Pick every line from the data that holds the word "centre".

Information given:
_ _ _ _
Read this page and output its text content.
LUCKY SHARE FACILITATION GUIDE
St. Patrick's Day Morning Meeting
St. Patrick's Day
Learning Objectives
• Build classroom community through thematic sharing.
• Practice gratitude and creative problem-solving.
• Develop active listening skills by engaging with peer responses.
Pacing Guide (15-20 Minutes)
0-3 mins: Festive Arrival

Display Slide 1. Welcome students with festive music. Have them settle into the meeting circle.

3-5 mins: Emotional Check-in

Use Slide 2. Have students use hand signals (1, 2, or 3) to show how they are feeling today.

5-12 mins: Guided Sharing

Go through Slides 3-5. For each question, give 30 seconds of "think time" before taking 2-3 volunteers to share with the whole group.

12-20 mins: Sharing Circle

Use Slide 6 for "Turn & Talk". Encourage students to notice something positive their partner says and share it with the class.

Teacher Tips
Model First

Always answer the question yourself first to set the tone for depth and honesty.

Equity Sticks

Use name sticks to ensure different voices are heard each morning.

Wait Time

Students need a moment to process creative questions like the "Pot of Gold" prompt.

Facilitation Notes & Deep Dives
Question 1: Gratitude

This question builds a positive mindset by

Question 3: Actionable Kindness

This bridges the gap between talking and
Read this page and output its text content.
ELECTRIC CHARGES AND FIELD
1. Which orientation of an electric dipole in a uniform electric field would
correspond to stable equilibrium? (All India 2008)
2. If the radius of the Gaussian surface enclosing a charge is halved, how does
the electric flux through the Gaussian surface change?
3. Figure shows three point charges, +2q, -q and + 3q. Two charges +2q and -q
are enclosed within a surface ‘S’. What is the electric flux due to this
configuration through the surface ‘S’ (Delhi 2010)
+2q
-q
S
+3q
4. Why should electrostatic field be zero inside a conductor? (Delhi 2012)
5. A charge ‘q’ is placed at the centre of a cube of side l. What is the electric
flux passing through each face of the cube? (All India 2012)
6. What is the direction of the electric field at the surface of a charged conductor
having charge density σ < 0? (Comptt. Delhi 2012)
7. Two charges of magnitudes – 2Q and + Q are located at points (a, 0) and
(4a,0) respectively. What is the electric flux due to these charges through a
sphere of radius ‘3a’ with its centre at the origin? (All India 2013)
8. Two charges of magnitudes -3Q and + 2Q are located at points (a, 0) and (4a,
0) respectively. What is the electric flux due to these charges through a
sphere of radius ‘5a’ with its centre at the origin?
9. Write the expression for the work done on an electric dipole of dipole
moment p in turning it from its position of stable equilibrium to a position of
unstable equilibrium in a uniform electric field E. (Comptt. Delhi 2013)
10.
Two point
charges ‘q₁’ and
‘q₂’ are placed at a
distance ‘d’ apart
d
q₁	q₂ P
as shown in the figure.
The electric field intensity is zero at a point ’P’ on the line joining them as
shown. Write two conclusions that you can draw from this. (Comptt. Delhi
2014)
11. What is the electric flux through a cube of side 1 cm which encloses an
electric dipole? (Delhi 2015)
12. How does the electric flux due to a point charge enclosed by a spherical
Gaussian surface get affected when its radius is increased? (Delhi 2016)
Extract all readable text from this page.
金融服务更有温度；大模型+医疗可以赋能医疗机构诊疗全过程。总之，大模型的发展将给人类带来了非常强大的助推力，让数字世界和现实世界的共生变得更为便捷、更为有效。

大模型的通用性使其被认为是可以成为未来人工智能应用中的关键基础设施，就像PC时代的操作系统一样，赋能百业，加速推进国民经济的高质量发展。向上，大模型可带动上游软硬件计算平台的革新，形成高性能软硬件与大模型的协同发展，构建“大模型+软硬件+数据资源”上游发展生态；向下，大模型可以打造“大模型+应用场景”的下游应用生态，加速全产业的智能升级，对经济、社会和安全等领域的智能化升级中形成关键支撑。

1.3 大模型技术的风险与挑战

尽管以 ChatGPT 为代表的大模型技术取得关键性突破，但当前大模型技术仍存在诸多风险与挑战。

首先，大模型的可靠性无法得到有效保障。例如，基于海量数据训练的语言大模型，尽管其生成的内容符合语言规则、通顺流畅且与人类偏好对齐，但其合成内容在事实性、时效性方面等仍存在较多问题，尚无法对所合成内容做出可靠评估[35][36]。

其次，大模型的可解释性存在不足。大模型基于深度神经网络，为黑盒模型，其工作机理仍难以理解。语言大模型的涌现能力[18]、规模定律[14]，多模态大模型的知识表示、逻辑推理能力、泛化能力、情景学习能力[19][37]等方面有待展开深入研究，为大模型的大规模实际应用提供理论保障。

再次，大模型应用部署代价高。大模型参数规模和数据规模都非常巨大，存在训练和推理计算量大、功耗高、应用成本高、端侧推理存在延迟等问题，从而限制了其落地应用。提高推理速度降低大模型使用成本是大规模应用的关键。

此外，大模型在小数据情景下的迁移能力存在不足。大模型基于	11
_ _ _ _
Complete answer:
5. A charge ‘q’ is placed at the centre of a cube of side l. What is the electric
sphere of radius ‘3a’ with its centre at the origin? (All India 2013)
sphere of radius ‘5a’ with its centre at the origin?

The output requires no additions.